* _Extracted data entries_:
'''

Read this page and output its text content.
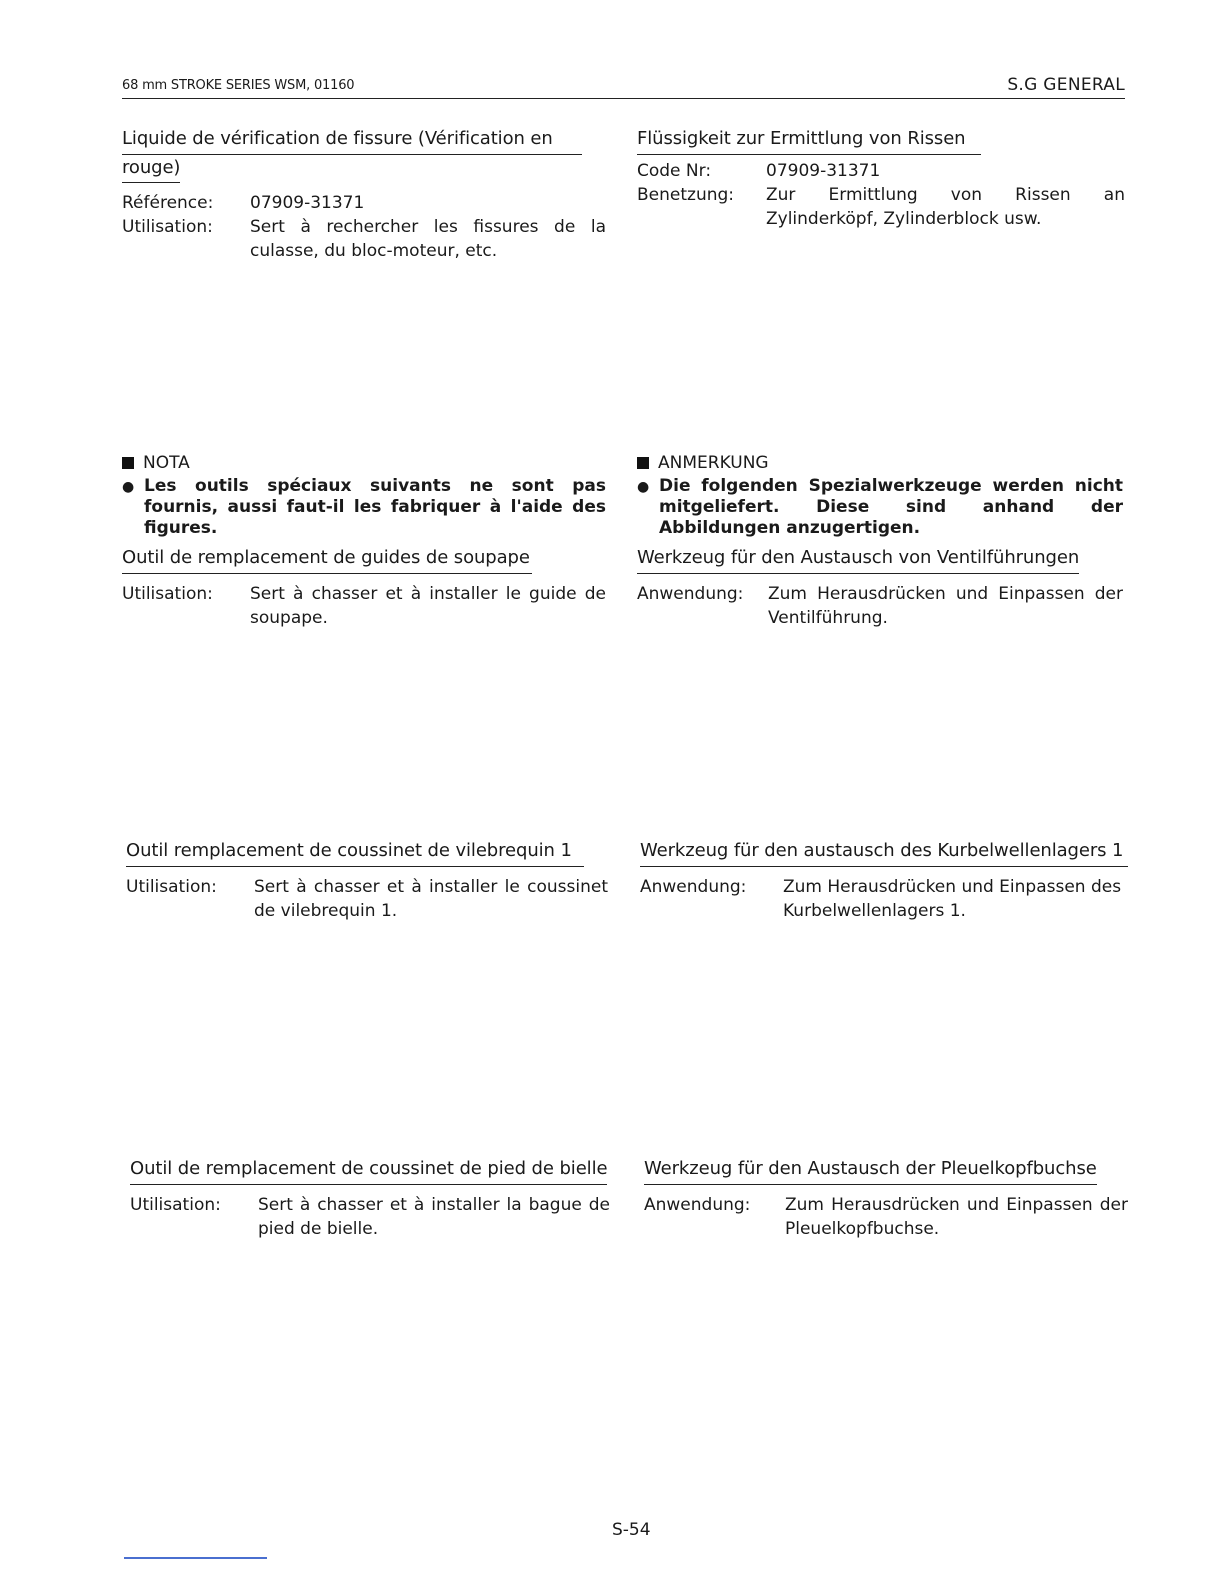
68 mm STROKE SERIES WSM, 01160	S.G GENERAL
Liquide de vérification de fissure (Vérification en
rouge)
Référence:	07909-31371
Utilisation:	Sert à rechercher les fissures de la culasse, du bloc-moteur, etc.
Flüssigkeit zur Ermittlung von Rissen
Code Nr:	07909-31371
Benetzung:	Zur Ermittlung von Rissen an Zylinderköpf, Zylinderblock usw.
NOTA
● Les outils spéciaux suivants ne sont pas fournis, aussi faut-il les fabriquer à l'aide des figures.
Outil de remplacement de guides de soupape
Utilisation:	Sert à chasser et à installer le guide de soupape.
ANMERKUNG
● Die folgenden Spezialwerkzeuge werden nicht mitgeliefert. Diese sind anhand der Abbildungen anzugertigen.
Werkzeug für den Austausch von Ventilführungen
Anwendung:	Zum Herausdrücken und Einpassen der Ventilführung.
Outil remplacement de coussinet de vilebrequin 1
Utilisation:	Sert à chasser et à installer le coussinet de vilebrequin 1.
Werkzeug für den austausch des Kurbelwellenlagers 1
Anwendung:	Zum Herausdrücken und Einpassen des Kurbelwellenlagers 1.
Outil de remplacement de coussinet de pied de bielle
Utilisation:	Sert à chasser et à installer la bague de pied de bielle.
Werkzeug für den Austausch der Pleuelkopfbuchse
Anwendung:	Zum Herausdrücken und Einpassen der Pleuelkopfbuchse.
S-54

'''
'''

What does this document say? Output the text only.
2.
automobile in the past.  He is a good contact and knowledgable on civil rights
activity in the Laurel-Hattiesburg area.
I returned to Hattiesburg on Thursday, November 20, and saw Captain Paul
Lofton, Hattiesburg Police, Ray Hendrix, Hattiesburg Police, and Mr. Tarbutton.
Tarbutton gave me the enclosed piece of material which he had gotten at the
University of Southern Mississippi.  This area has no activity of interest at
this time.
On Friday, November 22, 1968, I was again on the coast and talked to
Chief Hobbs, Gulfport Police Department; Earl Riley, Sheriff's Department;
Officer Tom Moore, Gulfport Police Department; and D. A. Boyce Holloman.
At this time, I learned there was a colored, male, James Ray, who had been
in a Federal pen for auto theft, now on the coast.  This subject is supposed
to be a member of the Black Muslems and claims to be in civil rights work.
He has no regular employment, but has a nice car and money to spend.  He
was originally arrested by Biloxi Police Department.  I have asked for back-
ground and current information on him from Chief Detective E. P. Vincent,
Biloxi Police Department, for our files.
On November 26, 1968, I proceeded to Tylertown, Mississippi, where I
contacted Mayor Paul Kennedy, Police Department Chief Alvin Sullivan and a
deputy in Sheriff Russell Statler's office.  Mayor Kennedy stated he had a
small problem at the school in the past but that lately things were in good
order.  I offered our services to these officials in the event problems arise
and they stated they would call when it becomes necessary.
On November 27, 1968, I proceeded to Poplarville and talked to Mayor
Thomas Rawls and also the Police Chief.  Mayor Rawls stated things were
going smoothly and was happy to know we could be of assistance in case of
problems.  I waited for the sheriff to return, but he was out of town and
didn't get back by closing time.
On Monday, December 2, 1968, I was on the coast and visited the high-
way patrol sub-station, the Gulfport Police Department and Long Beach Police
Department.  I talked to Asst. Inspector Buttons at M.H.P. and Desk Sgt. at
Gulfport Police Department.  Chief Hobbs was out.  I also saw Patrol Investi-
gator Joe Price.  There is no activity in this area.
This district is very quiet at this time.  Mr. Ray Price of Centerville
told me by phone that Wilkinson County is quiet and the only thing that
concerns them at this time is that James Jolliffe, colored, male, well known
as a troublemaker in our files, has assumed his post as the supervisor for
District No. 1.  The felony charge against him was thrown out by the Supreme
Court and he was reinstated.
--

'''

* _TASK DIRECTIONS_:
Take every line from the records above that has the word "activity" and copy it.

* _WORKED SOLUTION_:
activity in the Laurel-Hattiesburg area.
University of Southern Mississippi.  This area has no activity of interest at
gator Joe Price.  There is no activity in this area.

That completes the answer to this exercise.